#### The task
Tally up the lines carrying the string "рулоны" and respond with only the resulting number.

#### Supplied data
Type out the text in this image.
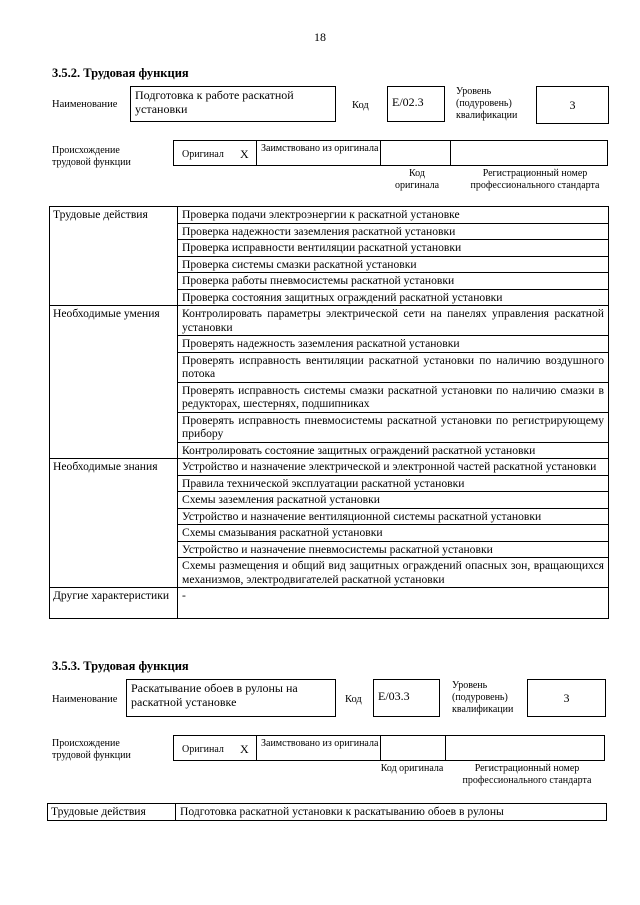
18
3.5.2. Трудовая функция
Наименование
Подготовка к работе раскатной установки	Код	E/02.3
Уровень (подуровень) квалификации
3
Происхождение трудовой функции
Оригинал X Заимствовано из оригинала
Код оригинала
Регистрационный номер профессионального стандарта
Трудовые действия	Проверка подачи электроэнергии к раскатной установке
	Проверка надежности заземления раскатной установки
	Проверка исправности вентиляции раскатной установки
	Проверка системы смазки раскатной установки
	Проверка работы пневмосистемы раскатной установки
	Проверка состояния защитных ограждений раскатной установки
Необходимые умения	Контролировать параметры электрической сети на панелях управления раскатной установки
	Проверять надежность заземления раскатной установки
	Проверять исправность вентиляции раскатной установки по наличию воздушного потока
	Проверять исправность системы смазки раскатной установки по наличию смазки в редукторах, шестернях, подшипниках
	Проверять исправность пневмосистемы раскатной установки по регистрирующему прибору
	Контролировать состояние защитных ограждений раскатной установки
Необходимые знания	Устройство и назначение электрической и электронной частей раскатной установки
	Правила технической эксплуатации раскатной установки
	Схемы заземления раскатной установки
	Устройство и назначение вентиляционной системы раскатной установки
	Схемы смазывания раскатной установки
	Устройство и назначение пневмосистемы раскатной установки
	Схемы размещения и общий вид защитных ограждений опасных зон, вращающихся механизмов, электродвигателей раскатной установки
Другие характеристики	-
3.5.3. Трудовая функция
Наименование
Раскатывание обоев в рулоны на раскатной установке	Код	E/03.3
Уровень (подуровень) квалификации
3
Происхождение трудовой функции
Оригинал X Заимствовано из оригинала
Код оригинала	Регистрационный номер профессионального стандарта
Трудовые действия	Подготовка раскатной установки к раскатыванию обоев в рулоны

#### The reply
2